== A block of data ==
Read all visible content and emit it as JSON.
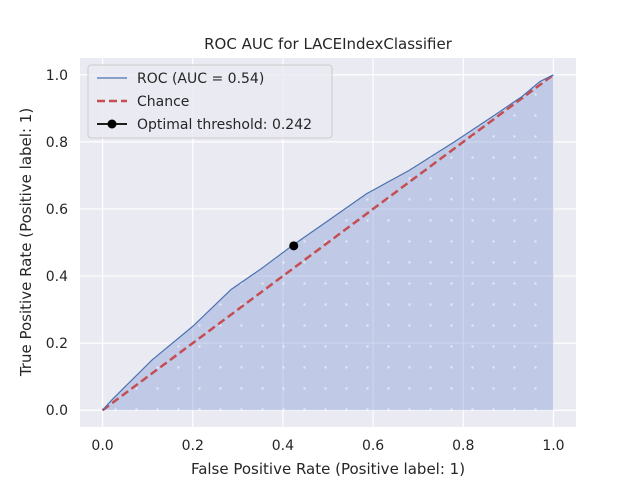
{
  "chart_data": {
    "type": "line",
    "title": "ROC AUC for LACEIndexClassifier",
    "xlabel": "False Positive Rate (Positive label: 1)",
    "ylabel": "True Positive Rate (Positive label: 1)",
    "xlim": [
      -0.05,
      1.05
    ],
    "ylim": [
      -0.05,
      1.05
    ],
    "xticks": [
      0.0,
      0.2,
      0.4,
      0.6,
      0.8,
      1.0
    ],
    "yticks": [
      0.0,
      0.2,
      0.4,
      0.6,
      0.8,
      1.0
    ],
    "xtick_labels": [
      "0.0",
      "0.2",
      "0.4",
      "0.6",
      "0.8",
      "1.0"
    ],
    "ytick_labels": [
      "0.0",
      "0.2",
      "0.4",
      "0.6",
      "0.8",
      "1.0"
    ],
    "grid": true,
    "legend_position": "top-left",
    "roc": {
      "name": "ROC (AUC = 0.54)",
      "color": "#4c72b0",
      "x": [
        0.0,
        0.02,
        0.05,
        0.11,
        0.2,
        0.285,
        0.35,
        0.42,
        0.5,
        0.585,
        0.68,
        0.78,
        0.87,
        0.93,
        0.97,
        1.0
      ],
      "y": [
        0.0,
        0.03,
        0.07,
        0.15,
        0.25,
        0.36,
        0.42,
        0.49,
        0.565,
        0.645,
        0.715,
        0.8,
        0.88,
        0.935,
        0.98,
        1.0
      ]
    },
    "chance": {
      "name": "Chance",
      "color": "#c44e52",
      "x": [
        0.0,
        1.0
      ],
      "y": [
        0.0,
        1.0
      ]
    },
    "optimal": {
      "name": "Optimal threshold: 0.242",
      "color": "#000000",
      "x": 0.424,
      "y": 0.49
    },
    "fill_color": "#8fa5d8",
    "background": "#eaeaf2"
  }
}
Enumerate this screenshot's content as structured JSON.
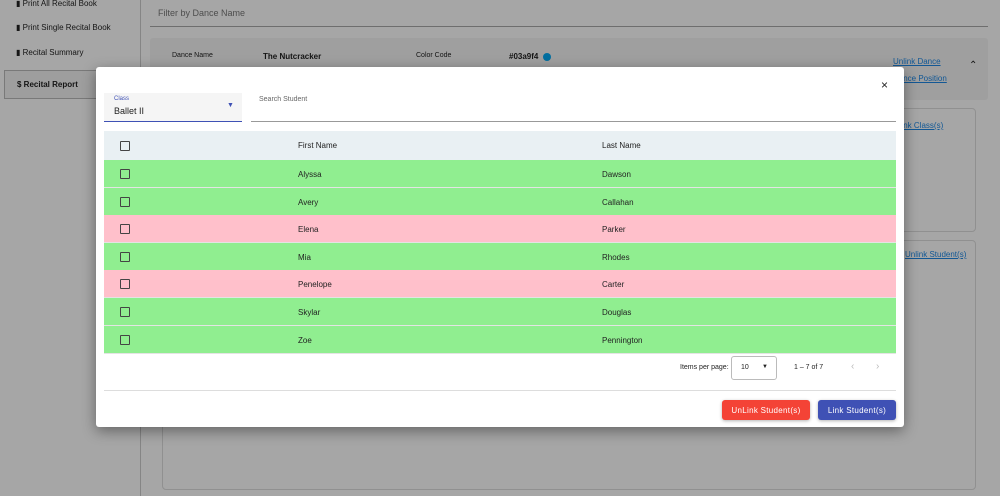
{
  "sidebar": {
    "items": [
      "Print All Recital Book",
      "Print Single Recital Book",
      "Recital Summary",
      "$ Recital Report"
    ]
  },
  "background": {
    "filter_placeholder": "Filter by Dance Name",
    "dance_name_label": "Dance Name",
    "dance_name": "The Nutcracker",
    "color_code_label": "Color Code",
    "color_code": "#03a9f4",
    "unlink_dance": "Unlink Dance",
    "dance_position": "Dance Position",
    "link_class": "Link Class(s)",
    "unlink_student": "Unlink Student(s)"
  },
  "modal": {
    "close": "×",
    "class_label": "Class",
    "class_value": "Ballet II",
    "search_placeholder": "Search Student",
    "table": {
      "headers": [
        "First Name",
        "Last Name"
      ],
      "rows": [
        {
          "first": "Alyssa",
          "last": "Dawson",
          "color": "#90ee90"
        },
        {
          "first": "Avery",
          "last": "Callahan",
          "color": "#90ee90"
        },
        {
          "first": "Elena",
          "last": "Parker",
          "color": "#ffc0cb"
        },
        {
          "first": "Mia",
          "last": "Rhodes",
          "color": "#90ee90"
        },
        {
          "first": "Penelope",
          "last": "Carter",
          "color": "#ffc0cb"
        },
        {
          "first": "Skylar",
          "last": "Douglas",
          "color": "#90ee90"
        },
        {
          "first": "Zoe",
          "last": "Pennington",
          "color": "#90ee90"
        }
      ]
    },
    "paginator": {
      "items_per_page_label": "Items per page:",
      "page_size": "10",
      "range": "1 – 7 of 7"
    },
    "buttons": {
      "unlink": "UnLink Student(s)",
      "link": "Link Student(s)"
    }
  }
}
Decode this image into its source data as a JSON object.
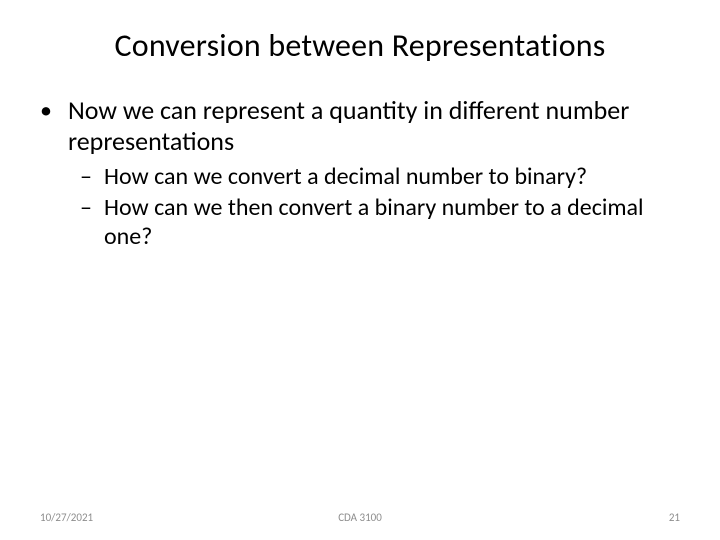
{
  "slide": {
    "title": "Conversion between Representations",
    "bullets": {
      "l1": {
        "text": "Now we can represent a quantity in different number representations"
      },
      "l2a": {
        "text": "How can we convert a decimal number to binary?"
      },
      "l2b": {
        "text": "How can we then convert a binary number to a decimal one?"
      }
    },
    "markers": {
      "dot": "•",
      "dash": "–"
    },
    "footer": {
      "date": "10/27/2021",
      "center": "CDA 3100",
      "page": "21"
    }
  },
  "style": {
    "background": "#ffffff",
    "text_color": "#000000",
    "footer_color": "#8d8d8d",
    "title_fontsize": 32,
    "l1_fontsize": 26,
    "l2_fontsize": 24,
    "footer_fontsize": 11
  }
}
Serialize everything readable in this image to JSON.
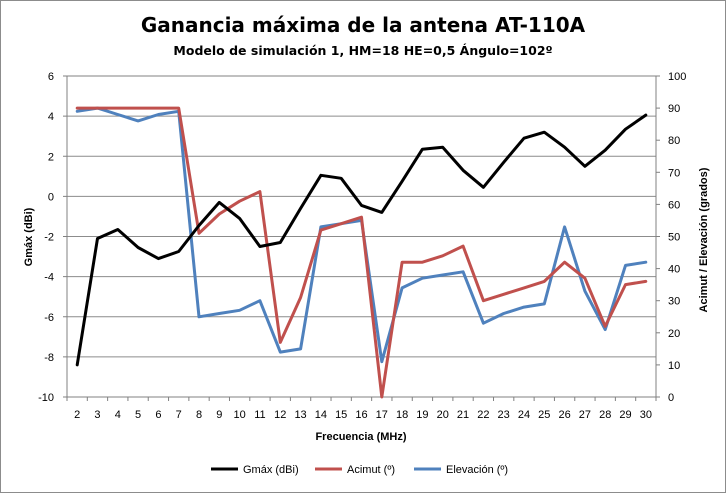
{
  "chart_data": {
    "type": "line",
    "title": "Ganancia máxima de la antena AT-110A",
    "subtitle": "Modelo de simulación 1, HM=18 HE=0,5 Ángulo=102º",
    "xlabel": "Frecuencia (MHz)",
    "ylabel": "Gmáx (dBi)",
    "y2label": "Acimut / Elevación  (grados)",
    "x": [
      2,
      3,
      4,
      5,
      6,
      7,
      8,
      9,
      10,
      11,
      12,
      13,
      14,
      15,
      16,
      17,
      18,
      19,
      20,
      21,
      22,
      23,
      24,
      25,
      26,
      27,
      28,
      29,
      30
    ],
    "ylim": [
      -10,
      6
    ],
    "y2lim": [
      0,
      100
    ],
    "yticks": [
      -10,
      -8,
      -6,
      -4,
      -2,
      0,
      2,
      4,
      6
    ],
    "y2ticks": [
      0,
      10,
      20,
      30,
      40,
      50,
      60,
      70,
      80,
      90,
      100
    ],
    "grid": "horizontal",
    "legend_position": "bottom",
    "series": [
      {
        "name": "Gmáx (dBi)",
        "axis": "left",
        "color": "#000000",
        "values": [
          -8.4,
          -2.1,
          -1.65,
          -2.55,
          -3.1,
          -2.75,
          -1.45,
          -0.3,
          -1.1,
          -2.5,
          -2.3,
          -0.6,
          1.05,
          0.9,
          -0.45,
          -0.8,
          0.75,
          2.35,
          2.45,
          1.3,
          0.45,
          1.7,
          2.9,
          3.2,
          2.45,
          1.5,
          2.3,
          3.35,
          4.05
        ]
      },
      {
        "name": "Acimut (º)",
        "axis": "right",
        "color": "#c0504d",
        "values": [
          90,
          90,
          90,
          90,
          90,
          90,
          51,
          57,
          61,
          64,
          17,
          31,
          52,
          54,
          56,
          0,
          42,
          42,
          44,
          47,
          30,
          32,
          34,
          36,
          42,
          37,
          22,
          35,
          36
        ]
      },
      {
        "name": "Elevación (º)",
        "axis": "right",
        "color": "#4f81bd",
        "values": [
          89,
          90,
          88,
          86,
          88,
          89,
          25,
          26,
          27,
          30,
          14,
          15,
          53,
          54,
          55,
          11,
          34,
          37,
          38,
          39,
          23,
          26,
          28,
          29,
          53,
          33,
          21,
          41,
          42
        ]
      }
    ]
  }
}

== Exercise prompt ==
Pick out the lines containing the string "Print".

== Response for this exercise ==
      "Print All Recital Book",
      "Print Single Recital Book",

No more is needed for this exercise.